§ What is required
Where a line holds "rappresentante", copy it.

§ Data for the task
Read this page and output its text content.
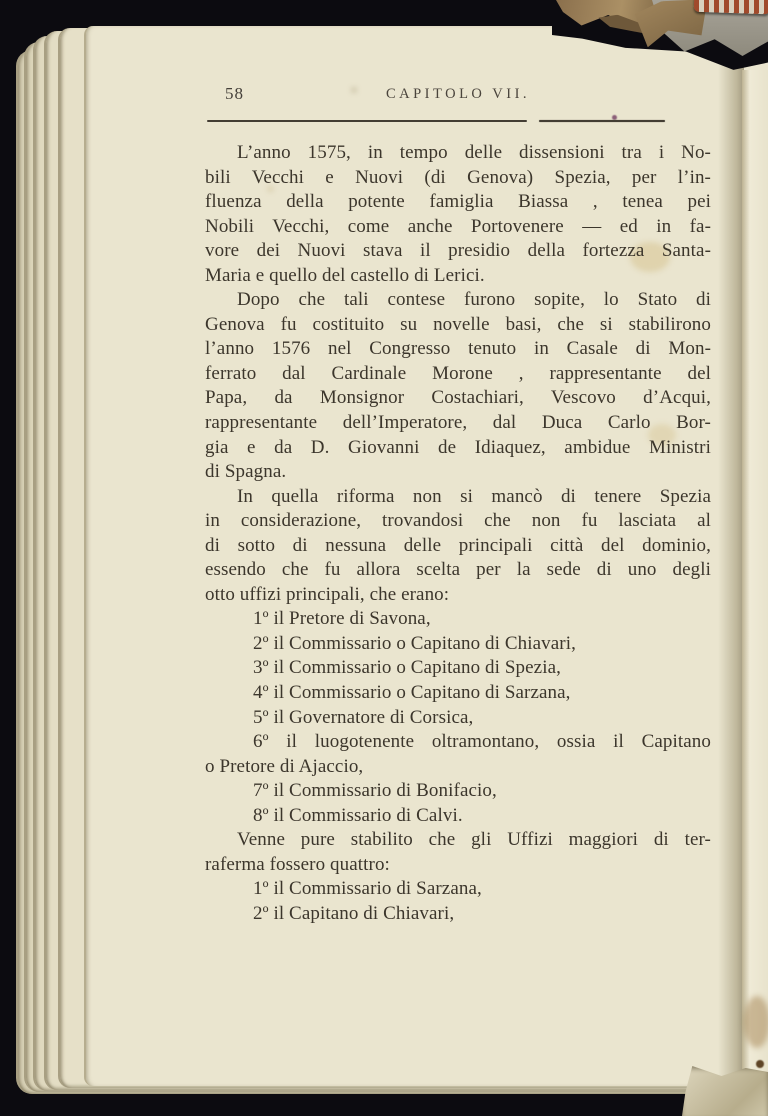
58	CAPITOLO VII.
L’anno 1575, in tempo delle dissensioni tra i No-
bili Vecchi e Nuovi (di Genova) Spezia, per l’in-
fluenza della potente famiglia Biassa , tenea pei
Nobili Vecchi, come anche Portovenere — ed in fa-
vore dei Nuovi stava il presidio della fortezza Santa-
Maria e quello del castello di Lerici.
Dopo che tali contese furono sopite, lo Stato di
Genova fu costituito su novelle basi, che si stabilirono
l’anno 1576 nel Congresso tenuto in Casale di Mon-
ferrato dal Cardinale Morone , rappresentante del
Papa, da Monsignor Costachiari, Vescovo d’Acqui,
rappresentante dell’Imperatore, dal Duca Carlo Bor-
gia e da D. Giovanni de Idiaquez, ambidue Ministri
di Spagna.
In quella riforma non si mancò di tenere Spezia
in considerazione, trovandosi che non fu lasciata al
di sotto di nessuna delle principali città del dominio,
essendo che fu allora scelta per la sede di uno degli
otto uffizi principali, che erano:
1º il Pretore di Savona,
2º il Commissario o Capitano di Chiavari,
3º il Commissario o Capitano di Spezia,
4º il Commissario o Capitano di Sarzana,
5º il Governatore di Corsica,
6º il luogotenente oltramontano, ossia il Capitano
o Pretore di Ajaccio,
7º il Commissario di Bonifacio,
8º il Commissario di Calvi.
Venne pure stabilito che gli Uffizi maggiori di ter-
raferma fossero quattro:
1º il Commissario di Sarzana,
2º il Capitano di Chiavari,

--

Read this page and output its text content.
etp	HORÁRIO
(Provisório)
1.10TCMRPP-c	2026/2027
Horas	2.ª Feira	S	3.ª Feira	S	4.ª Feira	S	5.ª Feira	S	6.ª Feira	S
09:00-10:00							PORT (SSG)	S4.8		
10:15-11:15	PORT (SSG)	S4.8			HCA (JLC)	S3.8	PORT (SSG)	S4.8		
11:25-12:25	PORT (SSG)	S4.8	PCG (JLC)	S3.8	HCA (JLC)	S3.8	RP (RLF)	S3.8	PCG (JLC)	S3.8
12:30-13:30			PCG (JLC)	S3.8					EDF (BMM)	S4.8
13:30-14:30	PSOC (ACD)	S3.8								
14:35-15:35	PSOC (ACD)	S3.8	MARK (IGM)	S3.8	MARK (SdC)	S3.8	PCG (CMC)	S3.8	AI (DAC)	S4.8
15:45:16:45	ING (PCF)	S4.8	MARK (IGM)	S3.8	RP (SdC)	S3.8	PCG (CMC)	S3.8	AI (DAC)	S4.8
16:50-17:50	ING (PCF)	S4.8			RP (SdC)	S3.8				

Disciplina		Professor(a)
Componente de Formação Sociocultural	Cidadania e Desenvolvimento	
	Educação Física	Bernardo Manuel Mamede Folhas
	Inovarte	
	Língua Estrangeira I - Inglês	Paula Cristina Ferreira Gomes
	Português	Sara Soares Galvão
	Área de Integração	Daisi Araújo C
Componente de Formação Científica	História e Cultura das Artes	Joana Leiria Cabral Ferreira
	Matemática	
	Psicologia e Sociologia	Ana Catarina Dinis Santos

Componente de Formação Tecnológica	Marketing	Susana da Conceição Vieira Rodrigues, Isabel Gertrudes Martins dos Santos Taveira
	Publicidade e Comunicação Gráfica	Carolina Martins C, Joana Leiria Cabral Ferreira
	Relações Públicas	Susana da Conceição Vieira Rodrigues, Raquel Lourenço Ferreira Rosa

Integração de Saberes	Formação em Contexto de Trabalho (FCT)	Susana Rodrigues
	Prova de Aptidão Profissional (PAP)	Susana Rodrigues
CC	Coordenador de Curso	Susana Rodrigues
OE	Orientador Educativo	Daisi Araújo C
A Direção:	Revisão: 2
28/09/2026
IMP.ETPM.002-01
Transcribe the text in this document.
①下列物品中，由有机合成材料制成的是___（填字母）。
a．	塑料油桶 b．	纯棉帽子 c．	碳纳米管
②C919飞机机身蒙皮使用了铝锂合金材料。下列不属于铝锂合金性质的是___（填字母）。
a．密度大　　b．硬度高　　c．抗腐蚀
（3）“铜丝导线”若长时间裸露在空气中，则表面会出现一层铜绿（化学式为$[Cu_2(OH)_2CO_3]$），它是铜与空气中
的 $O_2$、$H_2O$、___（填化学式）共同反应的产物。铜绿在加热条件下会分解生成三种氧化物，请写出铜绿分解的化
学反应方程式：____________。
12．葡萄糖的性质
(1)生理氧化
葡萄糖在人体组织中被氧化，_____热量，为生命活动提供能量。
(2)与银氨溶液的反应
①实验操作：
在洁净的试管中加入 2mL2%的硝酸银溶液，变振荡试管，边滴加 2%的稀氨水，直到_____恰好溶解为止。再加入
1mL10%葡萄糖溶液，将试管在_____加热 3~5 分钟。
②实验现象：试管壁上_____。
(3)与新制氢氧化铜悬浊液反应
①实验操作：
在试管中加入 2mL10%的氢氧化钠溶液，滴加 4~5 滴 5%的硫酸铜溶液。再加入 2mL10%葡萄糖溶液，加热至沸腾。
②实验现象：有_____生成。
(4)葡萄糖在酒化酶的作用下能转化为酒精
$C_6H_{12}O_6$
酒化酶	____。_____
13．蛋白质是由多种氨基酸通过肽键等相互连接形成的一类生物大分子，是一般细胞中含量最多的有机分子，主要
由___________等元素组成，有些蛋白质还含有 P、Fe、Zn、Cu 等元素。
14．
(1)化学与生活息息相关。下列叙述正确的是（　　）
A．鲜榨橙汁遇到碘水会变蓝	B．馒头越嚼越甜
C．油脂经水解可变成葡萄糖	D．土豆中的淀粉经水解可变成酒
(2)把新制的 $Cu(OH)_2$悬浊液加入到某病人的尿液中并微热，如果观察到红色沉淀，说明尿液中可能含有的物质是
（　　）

§ Task output
ferrato dal Cardinale Morone , rappresentante del
rappresentante dell’Imperatore, dal Duca Carlo Bor-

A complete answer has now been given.